Data supplied:
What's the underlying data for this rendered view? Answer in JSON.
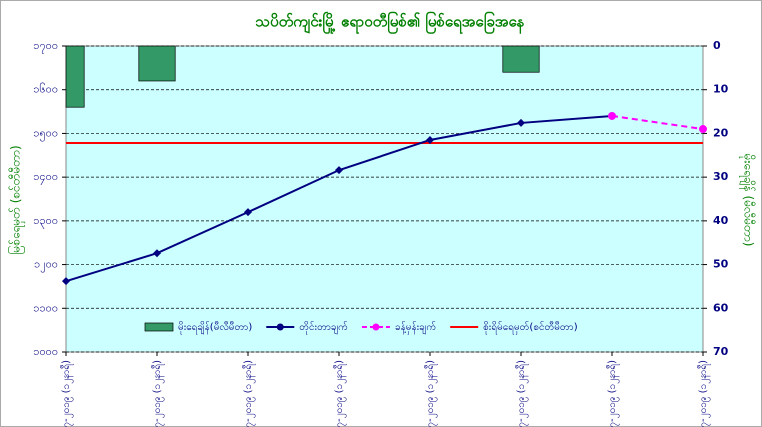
{
  "chart_data": {
    "type": "line",
    "title": "သပိတ်ကျင်းမြို့ ဧရာဝတီမြစ်၏ မြစ်ရေအခြေအနေ",
    "y_label": "မြစ်ရေမှတ် (စင်တီမီတာ)",
    "y2_label": "မိုးရေချိန် (မီလီမီတာ)",
    "categories": [
      "၁၃-၇-၂၀၁၉ (၁၂နာရီ)",
      "၁၄-၇-၂၀၁၉ (၁၂နာရီ)",
      "၁၅-၇-၂၀၁၉ (၁၂နာရီ)",
      "၁၆-၇-၂၀၁၉ (၁၂နာရီ)",
      "၁၇-၇-၂၀၁၉ (၁၂နာရီ)",
      "၁၈-၇-၂၀၁၉ (၁၂နာရီ)",
      "၁၉-၇-၂၀၁၉ (၁၂နာရီ)",
      "၂၀-၇-၂၀၁၉ (၁၂နာရီ)"
    ],
    "series": [
      {
        "name": "မိုးရေချိန်(မီလီမီတာ)",
        "type": "bar",
        "axis": "y2",
        "color": "#339966",
        "values": [
          14,
          8,
          null,
          null,
          null,
          6,
          null,
          null
        ]
      },
      {
        "name": "တိုင်းတာချက်",
        "type": "line",
        "color": "#000080",
        "values": [
          1162,
          1226,
          1320,
          1416,
          1485,
          1524,
          1540,
          null
        ]
      },
      {
        "name": "ခန့်မှန်းချက်",
        "type": "line",
        "dashed": true,
        "color": "#ff00ff",
        "values": [
          null,
          null,
          null,
          null,
          null,
          null,
          1540,
          1510
        ]
      }
    ],
    "reference_line": {
      "name": "စိုးရိမ်ရေမှတ်(စင်တီမီတာ)",
      "value": 1478,
      "color": "#ff0000"
    },
    "ylim": [
      1000,
      1700
    ],
    "yticks": [
      {
        "value": 1000,
        "label": "၁၀၀၀"
      },
      {
        "value": 1100,
        "label": "၁၁၀၀"
      },
      {
        "value": 1200,
        "label": "၁၂၀၀"
      },
      {
        "value": 1300,
        "label": "၁၃၀၀"
      },
      {
        "value": 1400,
        "label": "၁၄၀၀"
      },
      {
        "value": 1500,
        "label": "၁၅၀၀"
      },
      {
        "value": 1600,
        "label": "၁၆၀၀"
      },
      {
        "value": 1700,
        "label": "၁၇၀၀"
      }
    ],
    "y2lim": [
      70,
      0
    ],
    "y2ticks": [
      0,
      10,
      20,
      30,
      40,
      50,
      60,
      70
    ],
    "grid": true
  }
}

What you will do:
Which lines contain the word "name"? Copy each one.

Result below:
        "name": "မိုးရေချိန်(မီလီမီတာ)",
        "name": "တိုင်းတာချက်",
        "name": "ခန့်မှန်းချက်",
      "name": "စိုးရိမ်ရေမှတ်(စင်တီမီတာ)",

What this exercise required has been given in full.